-- Goal --
Below are entries. Pull out all lines containing "JSON".

-- Extracted data --
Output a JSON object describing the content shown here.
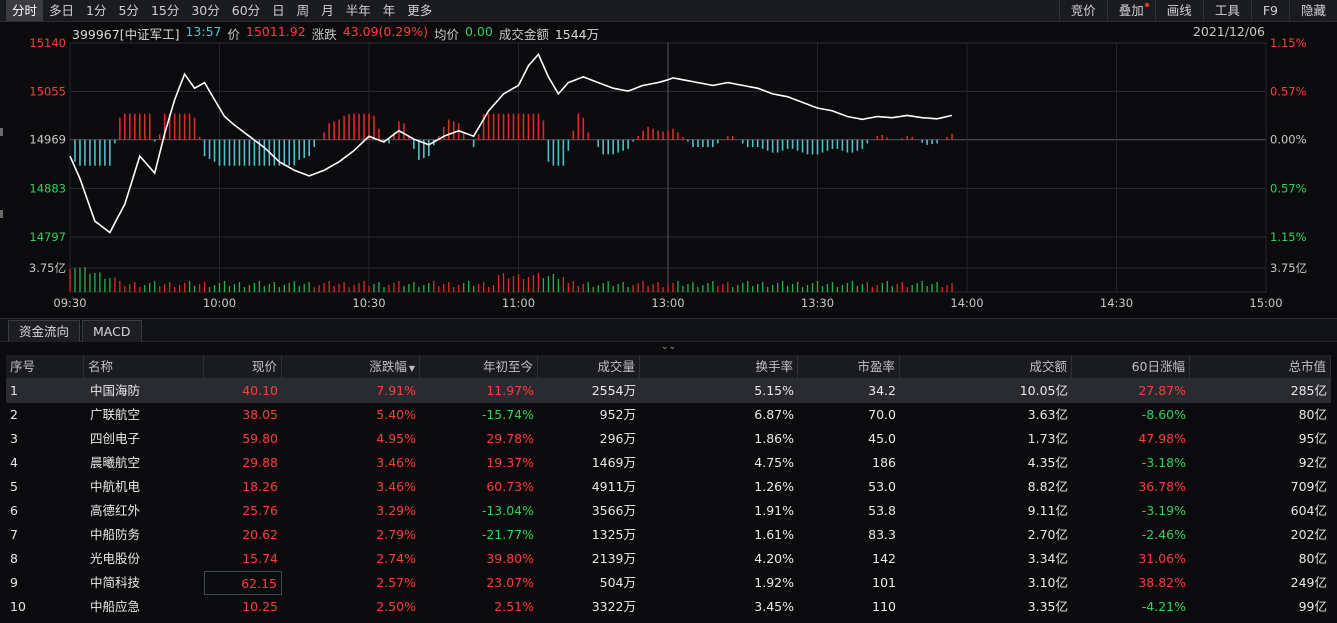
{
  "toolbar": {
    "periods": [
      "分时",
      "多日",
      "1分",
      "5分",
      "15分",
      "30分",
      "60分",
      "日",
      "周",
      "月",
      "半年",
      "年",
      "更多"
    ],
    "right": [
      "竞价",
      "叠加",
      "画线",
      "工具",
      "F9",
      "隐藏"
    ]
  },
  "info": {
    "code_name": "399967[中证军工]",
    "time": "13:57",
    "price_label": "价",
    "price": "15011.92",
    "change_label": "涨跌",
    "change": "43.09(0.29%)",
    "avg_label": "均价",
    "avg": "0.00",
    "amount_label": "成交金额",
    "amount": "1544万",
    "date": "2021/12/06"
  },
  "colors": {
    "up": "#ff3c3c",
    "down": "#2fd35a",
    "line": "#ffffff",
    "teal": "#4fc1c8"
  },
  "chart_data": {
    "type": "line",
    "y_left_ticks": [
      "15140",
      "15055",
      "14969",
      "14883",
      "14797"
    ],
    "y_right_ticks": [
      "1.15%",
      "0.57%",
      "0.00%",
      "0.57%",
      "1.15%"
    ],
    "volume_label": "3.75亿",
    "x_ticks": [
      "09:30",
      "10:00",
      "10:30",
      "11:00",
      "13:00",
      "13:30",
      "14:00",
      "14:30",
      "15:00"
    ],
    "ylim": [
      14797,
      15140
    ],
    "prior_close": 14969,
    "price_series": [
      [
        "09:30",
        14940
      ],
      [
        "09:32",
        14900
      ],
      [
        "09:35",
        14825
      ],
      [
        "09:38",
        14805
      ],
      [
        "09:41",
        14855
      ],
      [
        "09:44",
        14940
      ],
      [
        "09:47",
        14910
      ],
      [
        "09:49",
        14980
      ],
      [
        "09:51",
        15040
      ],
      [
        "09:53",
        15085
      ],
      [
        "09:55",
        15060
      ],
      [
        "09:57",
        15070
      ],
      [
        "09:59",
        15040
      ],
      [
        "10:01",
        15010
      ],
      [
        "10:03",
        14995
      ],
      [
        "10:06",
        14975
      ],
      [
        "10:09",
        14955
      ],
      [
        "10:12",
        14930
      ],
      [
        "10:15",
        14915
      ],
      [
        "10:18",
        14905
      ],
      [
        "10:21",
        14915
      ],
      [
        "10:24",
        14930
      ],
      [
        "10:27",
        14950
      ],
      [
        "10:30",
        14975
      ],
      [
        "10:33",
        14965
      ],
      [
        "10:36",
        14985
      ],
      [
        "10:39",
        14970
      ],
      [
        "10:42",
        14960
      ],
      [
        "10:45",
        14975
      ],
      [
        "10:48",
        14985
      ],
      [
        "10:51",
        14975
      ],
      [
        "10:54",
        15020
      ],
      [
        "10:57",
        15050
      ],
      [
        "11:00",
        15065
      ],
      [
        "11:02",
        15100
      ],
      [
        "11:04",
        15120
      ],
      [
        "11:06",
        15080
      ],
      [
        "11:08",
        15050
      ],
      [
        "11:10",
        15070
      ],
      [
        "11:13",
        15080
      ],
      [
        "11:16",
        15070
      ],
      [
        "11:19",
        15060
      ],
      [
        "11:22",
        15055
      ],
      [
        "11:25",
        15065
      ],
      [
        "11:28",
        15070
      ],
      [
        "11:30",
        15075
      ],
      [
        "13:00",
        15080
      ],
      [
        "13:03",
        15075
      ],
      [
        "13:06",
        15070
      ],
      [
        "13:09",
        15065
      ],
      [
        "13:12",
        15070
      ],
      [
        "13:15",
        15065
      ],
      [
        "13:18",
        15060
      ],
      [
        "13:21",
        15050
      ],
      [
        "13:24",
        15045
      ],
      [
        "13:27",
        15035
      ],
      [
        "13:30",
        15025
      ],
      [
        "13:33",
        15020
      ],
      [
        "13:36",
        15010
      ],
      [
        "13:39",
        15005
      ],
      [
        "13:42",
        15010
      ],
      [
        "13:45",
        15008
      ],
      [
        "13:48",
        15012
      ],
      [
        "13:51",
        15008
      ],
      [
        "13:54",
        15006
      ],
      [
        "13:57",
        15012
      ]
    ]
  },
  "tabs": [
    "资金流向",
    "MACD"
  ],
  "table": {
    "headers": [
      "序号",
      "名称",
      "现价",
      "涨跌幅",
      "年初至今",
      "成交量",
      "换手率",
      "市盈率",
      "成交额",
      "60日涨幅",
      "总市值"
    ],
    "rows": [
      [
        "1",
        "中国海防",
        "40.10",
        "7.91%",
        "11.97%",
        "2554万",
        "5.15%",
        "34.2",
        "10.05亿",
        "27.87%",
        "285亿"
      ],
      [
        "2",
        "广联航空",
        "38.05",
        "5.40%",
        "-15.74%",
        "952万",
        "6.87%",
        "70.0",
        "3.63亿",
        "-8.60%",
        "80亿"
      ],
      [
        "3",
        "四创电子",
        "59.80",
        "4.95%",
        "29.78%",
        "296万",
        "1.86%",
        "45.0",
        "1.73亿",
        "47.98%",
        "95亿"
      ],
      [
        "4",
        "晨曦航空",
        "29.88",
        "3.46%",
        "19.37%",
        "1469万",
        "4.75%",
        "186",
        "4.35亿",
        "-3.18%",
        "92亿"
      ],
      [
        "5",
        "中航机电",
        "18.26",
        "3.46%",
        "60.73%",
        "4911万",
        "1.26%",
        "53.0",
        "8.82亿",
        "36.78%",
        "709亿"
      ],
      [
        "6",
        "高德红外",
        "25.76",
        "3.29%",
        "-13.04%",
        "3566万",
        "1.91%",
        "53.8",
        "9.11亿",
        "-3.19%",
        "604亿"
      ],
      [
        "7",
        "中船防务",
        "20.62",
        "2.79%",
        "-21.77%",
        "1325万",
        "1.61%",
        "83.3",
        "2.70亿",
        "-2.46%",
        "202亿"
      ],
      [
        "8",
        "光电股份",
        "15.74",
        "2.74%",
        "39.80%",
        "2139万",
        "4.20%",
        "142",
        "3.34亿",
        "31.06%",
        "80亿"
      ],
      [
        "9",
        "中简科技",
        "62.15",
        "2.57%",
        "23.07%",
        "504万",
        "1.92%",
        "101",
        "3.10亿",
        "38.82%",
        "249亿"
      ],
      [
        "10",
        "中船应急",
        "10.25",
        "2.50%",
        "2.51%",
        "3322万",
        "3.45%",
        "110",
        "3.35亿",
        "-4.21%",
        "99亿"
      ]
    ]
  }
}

* * *

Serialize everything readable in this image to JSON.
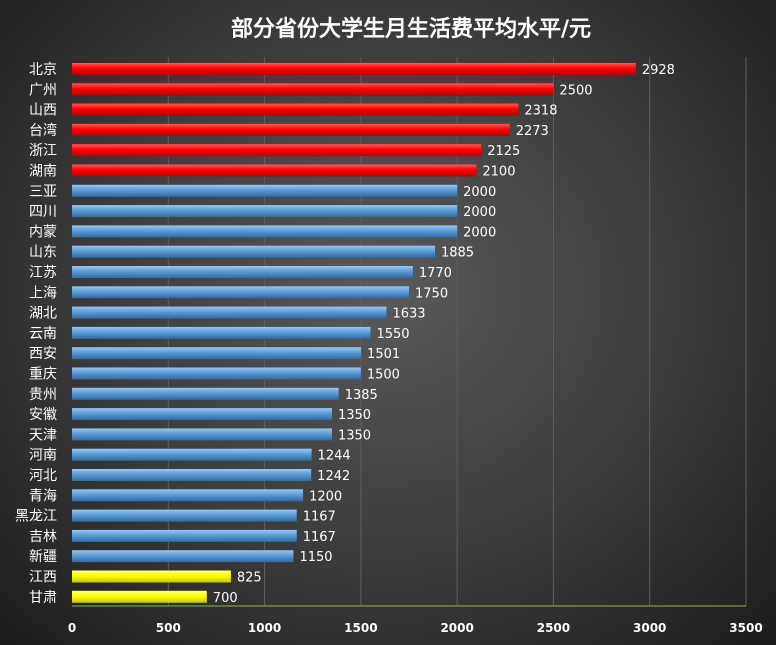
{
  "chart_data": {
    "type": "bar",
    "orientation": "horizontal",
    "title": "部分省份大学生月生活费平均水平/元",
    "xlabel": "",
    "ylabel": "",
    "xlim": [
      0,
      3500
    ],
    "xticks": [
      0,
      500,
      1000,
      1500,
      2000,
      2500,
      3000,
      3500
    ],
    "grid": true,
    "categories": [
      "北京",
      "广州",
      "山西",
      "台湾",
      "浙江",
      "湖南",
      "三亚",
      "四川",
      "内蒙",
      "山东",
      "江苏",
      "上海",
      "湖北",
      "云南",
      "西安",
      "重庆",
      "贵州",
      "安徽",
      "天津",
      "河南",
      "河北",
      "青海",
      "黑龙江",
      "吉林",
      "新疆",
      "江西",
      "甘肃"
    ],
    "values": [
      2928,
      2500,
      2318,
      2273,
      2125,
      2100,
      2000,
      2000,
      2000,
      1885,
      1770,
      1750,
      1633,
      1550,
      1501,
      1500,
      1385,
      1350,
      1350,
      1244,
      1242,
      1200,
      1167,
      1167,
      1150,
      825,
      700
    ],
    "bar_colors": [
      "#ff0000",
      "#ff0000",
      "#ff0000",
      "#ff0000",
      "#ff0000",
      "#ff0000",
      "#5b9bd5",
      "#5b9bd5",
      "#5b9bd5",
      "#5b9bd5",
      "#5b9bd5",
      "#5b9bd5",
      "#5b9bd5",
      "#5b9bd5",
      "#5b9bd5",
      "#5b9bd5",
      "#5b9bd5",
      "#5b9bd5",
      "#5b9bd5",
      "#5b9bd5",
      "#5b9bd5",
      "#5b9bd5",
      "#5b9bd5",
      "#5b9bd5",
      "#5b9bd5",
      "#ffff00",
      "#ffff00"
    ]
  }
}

-- Written reply --
Output a JSON object describing the content shown here.
Serialize everything readable in this image to JSON.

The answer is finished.